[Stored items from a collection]
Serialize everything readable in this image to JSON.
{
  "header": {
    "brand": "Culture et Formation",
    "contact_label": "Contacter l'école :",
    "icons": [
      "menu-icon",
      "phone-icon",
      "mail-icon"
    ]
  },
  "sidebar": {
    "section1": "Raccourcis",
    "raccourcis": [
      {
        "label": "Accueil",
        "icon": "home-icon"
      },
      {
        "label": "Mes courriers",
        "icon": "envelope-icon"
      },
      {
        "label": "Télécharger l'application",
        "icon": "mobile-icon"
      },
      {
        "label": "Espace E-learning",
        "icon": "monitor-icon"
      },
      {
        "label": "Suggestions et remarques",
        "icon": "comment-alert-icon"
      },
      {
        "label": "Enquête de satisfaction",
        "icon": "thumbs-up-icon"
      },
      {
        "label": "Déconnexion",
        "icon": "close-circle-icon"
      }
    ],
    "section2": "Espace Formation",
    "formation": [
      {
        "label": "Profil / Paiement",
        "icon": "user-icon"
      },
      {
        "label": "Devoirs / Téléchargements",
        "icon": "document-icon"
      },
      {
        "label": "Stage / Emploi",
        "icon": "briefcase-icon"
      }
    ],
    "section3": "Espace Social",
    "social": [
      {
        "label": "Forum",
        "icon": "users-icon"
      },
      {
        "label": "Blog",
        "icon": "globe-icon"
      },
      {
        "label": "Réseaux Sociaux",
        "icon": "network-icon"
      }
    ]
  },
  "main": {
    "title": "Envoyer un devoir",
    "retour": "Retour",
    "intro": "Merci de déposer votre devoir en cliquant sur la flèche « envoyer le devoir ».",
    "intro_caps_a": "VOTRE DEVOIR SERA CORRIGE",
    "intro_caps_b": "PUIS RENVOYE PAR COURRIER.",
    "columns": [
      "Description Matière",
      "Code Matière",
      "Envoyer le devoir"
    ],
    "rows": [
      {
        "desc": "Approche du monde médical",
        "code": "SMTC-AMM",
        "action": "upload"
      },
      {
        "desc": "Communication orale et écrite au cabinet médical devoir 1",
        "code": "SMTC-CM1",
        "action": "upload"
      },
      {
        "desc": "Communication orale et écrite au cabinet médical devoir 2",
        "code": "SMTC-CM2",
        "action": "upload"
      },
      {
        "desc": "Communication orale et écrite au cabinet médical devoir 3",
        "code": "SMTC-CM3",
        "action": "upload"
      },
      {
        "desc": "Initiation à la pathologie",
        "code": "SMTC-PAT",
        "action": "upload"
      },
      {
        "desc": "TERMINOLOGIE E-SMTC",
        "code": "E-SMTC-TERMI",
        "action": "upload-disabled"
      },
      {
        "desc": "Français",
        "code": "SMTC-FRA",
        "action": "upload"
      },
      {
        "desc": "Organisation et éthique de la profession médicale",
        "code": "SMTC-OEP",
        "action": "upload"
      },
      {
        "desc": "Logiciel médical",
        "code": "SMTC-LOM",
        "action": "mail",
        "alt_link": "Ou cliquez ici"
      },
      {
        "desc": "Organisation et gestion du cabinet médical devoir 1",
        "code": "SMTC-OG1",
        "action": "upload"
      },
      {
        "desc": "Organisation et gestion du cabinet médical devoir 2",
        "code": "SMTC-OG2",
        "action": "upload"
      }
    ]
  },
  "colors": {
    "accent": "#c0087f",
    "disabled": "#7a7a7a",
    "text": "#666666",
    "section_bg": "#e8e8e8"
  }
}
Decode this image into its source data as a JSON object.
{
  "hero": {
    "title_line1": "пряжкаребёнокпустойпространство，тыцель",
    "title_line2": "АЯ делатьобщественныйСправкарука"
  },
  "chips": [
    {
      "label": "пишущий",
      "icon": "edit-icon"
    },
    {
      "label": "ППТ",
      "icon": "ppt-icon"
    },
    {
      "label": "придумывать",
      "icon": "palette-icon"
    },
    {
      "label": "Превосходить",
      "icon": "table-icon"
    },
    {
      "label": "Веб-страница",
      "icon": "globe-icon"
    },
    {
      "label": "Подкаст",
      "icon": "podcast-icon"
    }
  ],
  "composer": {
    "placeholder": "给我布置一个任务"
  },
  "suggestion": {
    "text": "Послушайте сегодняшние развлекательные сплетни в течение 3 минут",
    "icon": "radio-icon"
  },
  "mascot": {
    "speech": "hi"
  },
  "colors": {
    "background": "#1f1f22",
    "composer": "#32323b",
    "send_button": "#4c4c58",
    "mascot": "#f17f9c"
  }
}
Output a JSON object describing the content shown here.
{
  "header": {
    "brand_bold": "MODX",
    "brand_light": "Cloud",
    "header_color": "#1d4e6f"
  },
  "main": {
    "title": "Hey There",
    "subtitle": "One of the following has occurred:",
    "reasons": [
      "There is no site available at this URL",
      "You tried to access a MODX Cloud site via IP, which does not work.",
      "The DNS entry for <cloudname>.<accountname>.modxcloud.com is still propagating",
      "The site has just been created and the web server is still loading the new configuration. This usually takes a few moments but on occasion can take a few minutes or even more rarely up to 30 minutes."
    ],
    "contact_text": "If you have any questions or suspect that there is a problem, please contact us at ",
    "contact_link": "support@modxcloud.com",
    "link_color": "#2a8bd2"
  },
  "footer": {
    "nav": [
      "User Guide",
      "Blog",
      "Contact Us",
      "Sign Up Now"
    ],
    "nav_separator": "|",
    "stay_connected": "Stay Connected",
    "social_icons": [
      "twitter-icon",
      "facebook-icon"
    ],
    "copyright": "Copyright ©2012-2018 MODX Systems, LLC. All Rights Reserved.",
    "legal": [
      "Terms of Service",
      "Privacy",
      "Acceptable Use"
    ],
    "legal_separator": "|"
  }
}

Direction ->
Look through the entries above; copy every line holding the string "écrite".

Result below ->
        "desc": "Communication orale et écrite au cabinet médical devoir 1",
        "desc": "Communication orale et écrite au cabinet médical devoir 2",
        "desc": "Communication orale et écrite au cabinet médical devoir 3",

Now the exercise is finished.